** Text segment **
======
Prelims

The Department of Mathematics requires all Ph.D. students to pass three departmentally administered written examinations ("preliminary examinations" or "prelims"). These exams are normally counted as the written portion of the general doctoral examination. (The student's advisory committee is free to require an additional written exam.) The oral portion of the general doctoral examination is conducted by the student's advisory committee, in accordance with pertinent graduate school regulations.

Preliminary Examinations

All Ph.D. students must pass three departmentally administered written examinations ("preliminary examinations" or "prelims").  A failed prelim in any subject may be repeated, but no more than onceNo more than four failed prelims are allowed in all.  (The clauses in italics are effective Fall 2012 and do not apply to students who entered the doctoral program prior to Fall 2012.)

In order to retain financial support from the department, a student must pass at least two prelims by the end of his or her second year in the graduate program and must pass all three prelims by the end of the third year.  In order to remain enrolled in the graduate program, a student must pass all three prelims by the end of the fourth year.  (A Ph.D. student who entered the graduate program at Auburn as a master's student is allowed an additional year to meet each of the above requirements.)
======
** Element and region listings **

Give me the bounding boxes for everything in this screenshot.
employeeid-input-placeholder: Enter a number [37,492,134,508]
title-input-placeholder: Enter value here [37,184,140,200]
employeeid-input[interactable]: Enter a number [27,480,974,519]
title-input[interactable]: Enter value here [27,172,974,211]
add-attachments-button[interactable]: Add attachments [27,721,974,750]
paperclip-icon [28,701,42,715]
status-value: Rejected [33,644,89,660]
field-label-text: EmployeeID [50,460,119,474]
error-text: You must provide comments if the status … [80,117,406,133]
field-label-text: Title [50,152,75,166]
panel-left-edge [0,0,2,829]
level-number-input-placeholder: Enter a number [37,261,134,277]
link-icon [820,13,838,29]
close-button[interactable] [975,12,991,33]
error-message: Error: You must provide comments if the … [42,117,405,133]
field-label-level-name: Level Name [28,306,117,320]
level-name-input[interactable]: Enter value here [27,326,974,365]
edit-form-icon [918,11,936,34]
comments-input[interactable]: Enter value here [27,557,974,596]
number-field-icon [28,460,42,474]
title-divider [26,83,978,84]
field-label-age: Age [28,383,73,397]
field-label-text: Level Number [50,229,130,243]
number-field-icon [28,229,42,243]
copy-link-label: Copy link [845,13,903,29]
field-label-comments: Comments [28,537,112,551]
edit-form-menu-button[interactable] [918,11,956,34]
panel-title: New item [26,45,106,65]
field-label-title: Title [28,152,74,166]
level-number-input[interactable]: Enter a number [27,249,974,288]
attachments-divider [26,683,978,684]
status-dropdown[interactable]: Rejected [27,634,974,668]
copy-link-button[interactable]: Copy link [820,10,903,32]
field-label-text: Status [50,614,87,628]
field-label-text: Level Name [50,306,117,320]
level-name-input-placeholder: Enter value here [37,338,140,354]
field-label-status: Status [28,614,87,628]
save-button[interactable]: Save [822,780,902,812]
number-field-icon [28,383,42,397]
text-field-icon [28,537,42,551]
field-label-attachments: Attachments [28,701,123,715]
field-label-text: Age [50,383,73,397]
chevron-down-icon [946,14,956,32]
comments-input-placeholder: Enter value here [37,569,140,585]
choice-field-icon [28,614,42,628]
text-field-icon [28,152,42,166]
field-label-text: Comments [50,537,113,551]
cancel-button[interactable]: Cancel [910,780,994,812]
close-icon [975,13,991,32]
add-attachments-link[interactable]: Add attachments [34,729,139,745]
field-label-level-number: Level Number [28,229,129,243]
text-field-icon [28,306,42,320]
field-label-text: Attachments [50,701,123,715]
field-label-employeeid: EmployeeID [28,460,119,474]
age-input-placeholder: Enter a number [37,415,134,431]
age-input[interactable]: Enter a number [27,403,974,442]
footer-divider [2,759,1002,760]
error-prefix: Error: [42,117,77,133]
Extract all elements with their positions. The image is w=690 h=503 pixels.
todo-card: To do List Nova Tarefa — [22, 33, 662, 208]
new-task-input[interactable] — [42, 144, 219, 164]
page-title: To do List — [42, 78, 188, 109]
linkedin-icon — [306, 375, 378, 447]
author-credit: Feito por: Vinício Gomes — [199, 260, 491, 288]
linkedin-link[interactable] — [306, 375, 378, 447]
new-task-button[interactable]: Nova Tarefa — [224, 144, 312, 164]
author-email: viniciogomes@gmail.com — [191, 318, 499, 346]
======
** Given task 1 **
In the prelims text, by the end of which year must a student pass all three prelims to remain enrolled in the graduate program?
** Given task 2 **
Please rewrite the prelims text from "All Ph.D. students must" to "the above requirements.)", putting "funding" in place of "financial support".

** Correct answer 1 **
By the end of the fourth year.

** Correct answer 2 **
All Ph.D. students must pass three departmentally administered written examinations ("preliminary examinations" or "prelims").  A failed prelim in any subject may be repeated, but no more than onceNo more than four failed prelims are allowed in all.  (The clauses in italics are effective Fall 2012 and do not apply to students who entered the doctoral program prior to Fall 2012.)

In order to retain funding from the department, a student must pass at least two prelims by the end of his or her second year in the graduate program and must pass all three prelims by the end of the third year.  In order to remain enrolled in the graduate program, a student must pass all three prelims by the end of the fourth year.  (A Ph.D. student who entered the graduate program at Auburn as a master's student is allowed an additional year to meet each of the above requirements.)